--- Exercise material ---

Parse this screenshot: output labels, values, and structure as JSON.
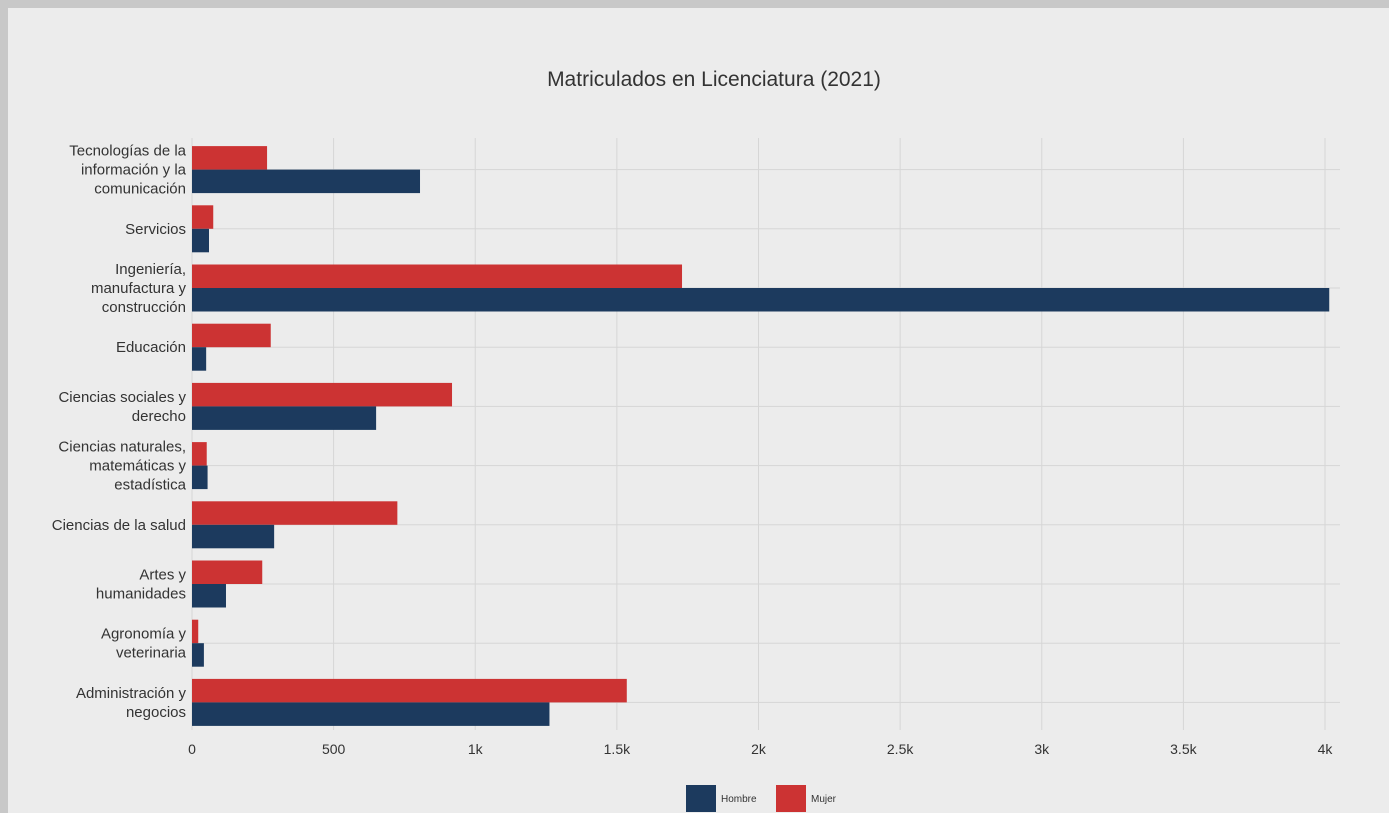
{
  "chart_data": {
    "type": "bar",
    "orientation": "horizontal",
    "title": "Matriculados en Licenciatura (2021)",
    "categories": [
      "Tecnologías de la información y la comunicación",
      "Servicios",
      "Ingeniería, manufactura y construcción",
      "Educación",
      "Ciencias sociales y derecho",
      "Ciencias naturales, matemáticas y estadística",
      "Ciencias de la salud",
      "Artes y humanidades",
      "Agronomía y veterinaria",
      "Administración y negocios"
    ],
    "category_lines": [
      [
        "Tecnologías de la",
        "información y la",
        "comunicación"
      ],
      [
        "Servicios"
      ],
      [
        "Ingeniería,",
        "manufactura y",
        "construcción"
      ],
      [
        "Educación"
      ],
      [
        "Ciencias sociales y",
        "derecho"
      ],
      [
        "Ciencias naturales,",
        "matemáticas y",
        "estadística"
      ],
      [
        "Ciencias de la salud"
      ],
      [
        "Artes y",
        "humanidades"
      ],
      [
        "Agronomía y",
        "veterinaria"
      ],
      [
        "Administración y",
        "negocios"
      ]
    ],
    "series": [
      {
        "name": "Hombre",
        "color": "#1c3a5e",
        "values": [
          805,
          60,
          4015,
          50,
          650,
          55,
          290,
          120,
          42,
          1262
        ]
      },
      {
        "name": "Mujer",
        "color": "#cc3333",
        "values": [
          265,
          75,
          1730,
          278,
          918,
          52,
          725,
          248,
          22,
          1535
        ]
      }
    ],
    "xlim": [
      0,
      4050
    ],
    "xticks": [
      0,
      500,
      1000,
      1500,
      2000,
      2500,
      3000,
      3500,
      4000
    ],
    "xtick_labels": [
      "0",
      "500",
      "1k",
      "1.5k",
      "2k",
      "2.5k",
      "3k",
      "3.5k",
      "4k"
    ],
    "grid": true,
    "legend_position": "bottom-center"
  }
}
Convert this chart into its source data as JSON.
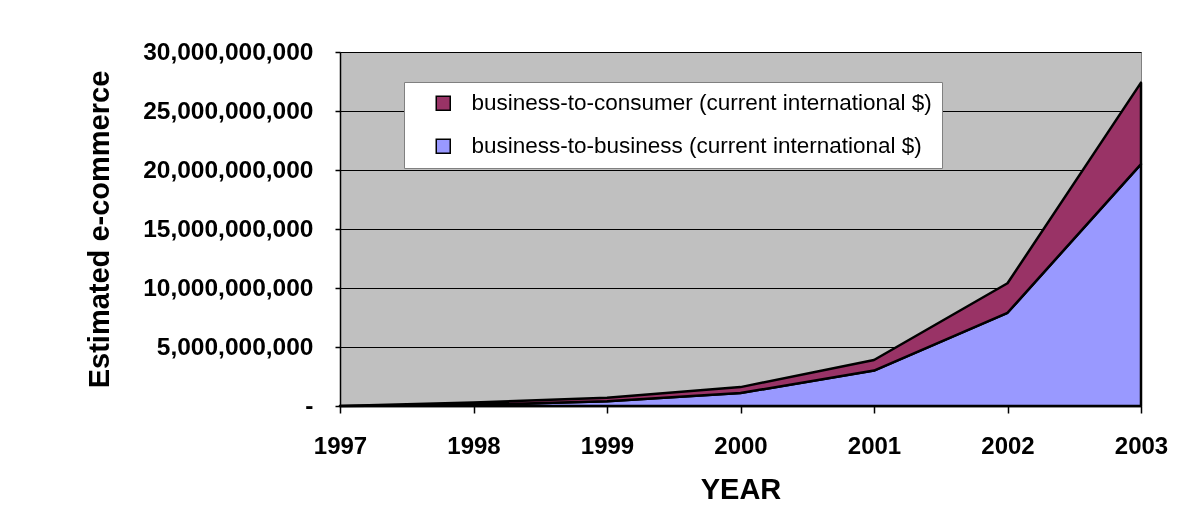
{
  "chart_data": {
    "type": "area",
    "stacked": true,
    "xlabel": "YEAR",
    "ylabel": "Estimated e-commerce",
    "categories": [
      "1997",
      "1998",
      "1999",
      "2000",
      "2001",
      "2002",
      "2003"
    ],
    "series": [
      {
        "name": "business-to-business (current international $)",
        "color": "#9999ff",
        "values": [
          0,
          100000000,
          400000000,
          1100000000,
          3000000000,
          7900000000,
          20500000000
        ]
      },
      {
        "name": "business-to-consumer (current international $)",
        "color": "#993366",
        "values": [
          0,
          200000000,
          300000000,
          500000000,
          900000000,
          2500000000,
          6900000000
        ]
      }
    ],
    "ylim": [
      0,
      30000000000
    ],
    "yticks": [
      {
        "value": 0,
        "label": "-"
      },
      {
        "value": 5000000000,
        "label": "5,000,000,000"
      },
      {
        "value": 10000000000,
        "label": "10,000,000,000"
      },
      {
        "value": 15000000000,
        "label": "15,000,000,000"
      },
      {
        "value": 20000000000,
        "label": "20,000,000,000"
      },
      {
        "value": 25000000000,
        "label": "25,000,000,000"
      },
      {
        "value": 30000000000,
        "label": "30,000,000,000"
      }
    ],
    "grid": "y",
    "legend": "top left"
  }
}
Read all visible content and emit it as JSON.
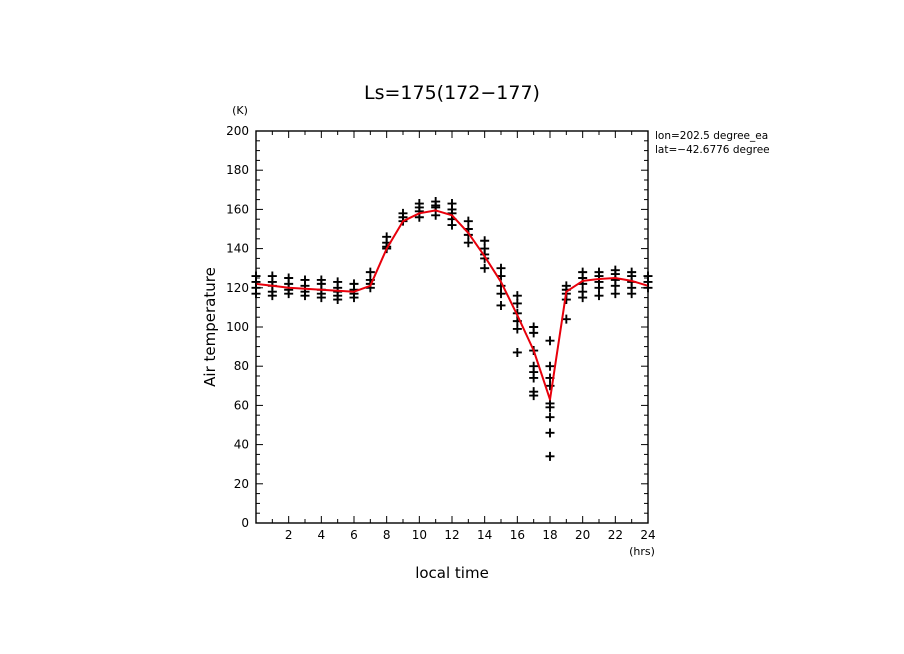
{
  "chart_data": {
    "type": "scatter",
    "title": "Ls=175(172−177)",
    "xlabel": "local time",
    "ylabel": "Air temperature",
    "x_unit": "(hrs)",
    "y_unit": "(K)",
    "xlim": [
      0,
      24
    ],
    "ylim": [
      0,
      200
    ],
    "xticks": [
      2,
      4,
      6,
      8,
      10,
      12,
      14,
      16,
      18,
      20,
      22,
      24
    ],
    "yticks": [
      0,
      20,
      40,
      60,
      80,
      100,
      120,
      140,
      160,
      180,
      200
    ],
    "annotations": [
      "lon=202.5 degree_ea",
      "lat=−42.6776 degree"
    ],
    "colors": {
      "mean_line": "#e8000b",
      "points": "#000000"
    },
    "series": [
      {
        "name": "samples",
        "style": "plus-markers",
        "points": [
          [
            0,
            126
          ],
          [
            0,
            123
          ],
          [
            0,
            120
          ],
          [
            0,
            117
          ],
          [
            1,
            126
          ],
          [
            1,
            123
          ],
          [
            1,
            121
          ],
          [
            1,
            118
          ],
          [
            1,
            116
          ],
          [
            2,
            125
          ],
          [
            2,
            122
          ],
          [
            2,
            119
          ],
          [
            2,
            117
          ],
          [
            3,
            124
          ],
          [
            3,
            121
          ],
          [
            3,
            118
          ],
          [
            3,
            116
          ],
          [
            4,
            124
          ],
          [
            4,
            122
          ],
          [
            4,
            119
          ],
          [
            4,
            117
          ],
          [
            4,
            115
          ],
          [
            5,
            123
          ],
          [
            5,
            120
          ],
          [
            5,
            118
          ],
          [
            5,
            116
          ],
          [
            5,
            114
          ],
          [
            6,
            122
          ],
          [
            6,
            119
          ],
          [
            6,
            117
          ],
          [
            6,
            115
          ],
          [
            7,
            128
          ],
          [
            7,
            124
          ],
          [
            7,
            122
          ],
          [
            7,
            120
          ],
          [
            8,
            146
          ],
          [
            8,
            143
          ],
          [
            8,
            141
          ],
          [
            8,
            140
          ],
          [
            9,
            158
          ],
          [
            9,
            156
          ],
          [
            9,
            154
          ],
          [
            10,
            163
          ],
          [
            10,
            161
          ],
          [
            10,
            159
          ],
          [
            10,
            156
          ],
          [
            11,
            164
          ],
          [
            11,
            162
          ],
          [
            11,
            161
          ],
          [
            11,
            157
          ],
          [
            12,
            163
          ],
          [
            12,
            160
          ],
          [
            12,
            158
          ],
          [
            12,
            155
          ],
          [
            12,
            152
          ],
          [
            13,
            154
          ],
          [
            13,
            150
          ],
          [
            13,
            147
          ],
          [
            13,
            143
          ],
          [
            14,
            144
          ],
          [
            14,
            140
          ],
          [
            14,
            137
          ],
          [
            14,
            135
          ],
          [
            14,
            130
          ],
          [
            15,
            130
          ],
          [
            15,
            126
          ],
          [
            15,
            121
          ],
          [
            15,
            117
          ],
          [
            15,
            111
          ],
          [
            16,
            116
          ],
          [
            16,
            112
          ],
          [
            16,
            107
          ],
          [
            16,
            103
          ],
          [
            16,
            99
          ],
          [
            16,
            87
          ],
          [
            17,
            100
          ],
          [
            17,
            97
          ],
          [
            17,
            88
          ],
          [
            17,
            80
          ],
          [
            17,
            77
          ],
          [
            17,
            74
          ],
          [
            17,
            67
          ],
          [
            17,
            65
          ],
          [
            18,
            93
          ],
          [
            18,
            80
          ],
          [
            18,
            74
          ],
          [
            18,
            70
          ],
          [
            18,
            61
          ],
          [
            18,
            59
          ],
          [
            18,
            54
          ],
          [
            18,
            46
          ],
          [
            18,
            34
          ],
          [
            19,
            121
          ],
          [
            19,
            119
          ],
          [
            19,
            117
          ],
          [
            19,
            114
          ],
          [
            19,
            104
          ],
          [
            20,
            128
          ],
          [
            20,
            125
          ],
          [
            20,
            122
          ],
          [
            20,
            118
          ],
          [
            20,
            115
          ],
          [
            21,
            128
          ],
          [
            21,
            126
          ],
          [
            21,
            123
          ],
          [
            21,
            120
          ],
          [
            21,
            116
          ],
          [
            22,
            129
          ],
          [
            22,
            127
          ],
          [
            22,
            124
          ],
          [
            22,
            121
          ],
          [
            22,
            117
          ],
          [
            23,
            128
          ],
          [
            23,
            126
          ],
          [
            23,
            123
          ],
          [
            23,
            120
          ],
          [
            23,
            117
          ],
          [
            24,
            126
          ],
          [
            24,
            123
          ],
          [
            24,
            120
          ]
        ]
      },
      {
        "name": "mean",
        "style": "line",
        "x": [
          0,
          1,
          2,
          3,
          4,
          5,
          6,
          7,
          8,
          9,
          10,
          11,
          12,
          13,
          14,
          15,
          16,
          17,
          18,
          19,
          20,
          21,
          22,
          23,
          24
        ],
        "y": [
          122,
          121,
          120,
          119.5,
          119,
          118.5,
          118,
          121,
          140,
          154,
          158,
          159.5,
          157,
          148,
          136,
          123,
          106,
          88,
          63,
          118,
          123.5,
          124.5,
          125,
          123.5,
          121
        ]
      }
    ]
  }
}
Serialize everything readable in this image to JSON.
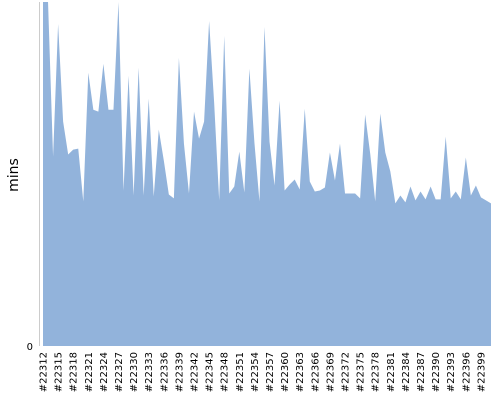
{
  "chart_data": {
    "type": "area",
    "title": "",
    "xlabel": "",
    "ylabel": "mins",
    "ylim": [
      0,
      345
    ],
    "y_ticks": [
      0
    ],
    "color": "#92b3db",
    "axis_color": "#cccccc",
    "grid": false,
    "legend": "none",
    "x_tick_labels": [
      "#22312",
      "#22315",
      "#22318",
      "#22321",
      "#22324",
      "#22327",
      "#22330",
      "#22333",
      "#22336",
      "#22339",
      "#22342",
      "#22345",
      "#22348",
      "#22351",
      "#22354",
      "#22357",
      "#22360",
      "#22363",
      "#22366",
      "#22369",
      "#22372",
      "#22375",
      "#22378",
      "#22381",
      "#22384",
      "#22387",
      "#22390",
      "#22393",
      "#22396",
      "#22399"
    ],
    "x": [
      22312,
      22313,
      22314,
      22315,
      22316,
      22317,
      22318,
      22319,
      22320,
      22321,
      22322,
      22323,
      22324,
      22325,
      22326,
      22327,
      22328,
      22329,
      22330,
      22331,
      22332,
      22333,
      22334,
      22335,
      22336,
      22337,
      22338,
      22339,
      22340,
      22341,
      22342,
      22343,
      22344,
      22345,
      22346,
      22347,
      22348,
      22349,
      22350,
      22351,
      22352,
      22353,
      22354,
      22355,
      22356,
      22357,
      22358,
      22359,
      22360,
      22361,
      22362,
      22363,
      22364,
      22365,
      22366,
      22367,
      22368,
      22369,
      22370,
      22371,
      22372,
      22373,
      22374,
      22375,
      22376,
      22377,
      22378,
      22379,
      22380,
      22381,
      22382,
      22383,
      22384,
      22385,
      22386,
      22387,
      22388,
      22389,
      22390,
      22391,
      22392,
      22393,
      22394,
      22395,
      22396,
      22397,
      22398,
      22399,
      22400,
      22401
    ],
    "values": [
      345,
      345,
      190,
      323,
      225,
      192,
      197,
      198,
      145,
      274,
      237,
      235,
      283,
      237,
      237,
      345,
      156,
      271,
      151,
      279,
      151,
      248,
      150,
      217,
      186,
      152,
      148,
      289,
      203,
      153,
      235,
      208,
      225,
      326,
      244,
      146,
      311,
      153,
      160,
      195,
      154,
      278,
      204,
      145,
      320,
      205,
      161,
      246,
      156,
      162,
      167,
      157,
      238,
      165,
      155,
      156,
      159,
      194,
      166,
      203,
      153,
      153,
      153,
      148,
      232,
      193,
      145,
      233,
      194,
      175,
      143,
      151,
      144,
      160,
      146,
      155,
      147,
      160,
      147,
      147,
      210,
      148,
      155,
      147,
      189,
      151,
      161,
      149,
      146,
      143
    ]
  }
}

---

## Description of the task
Collect every line above that contains the word "sociales".

## Reply to the task
      "Ciencias sociales y derecho",
        "Ciencias sociales y",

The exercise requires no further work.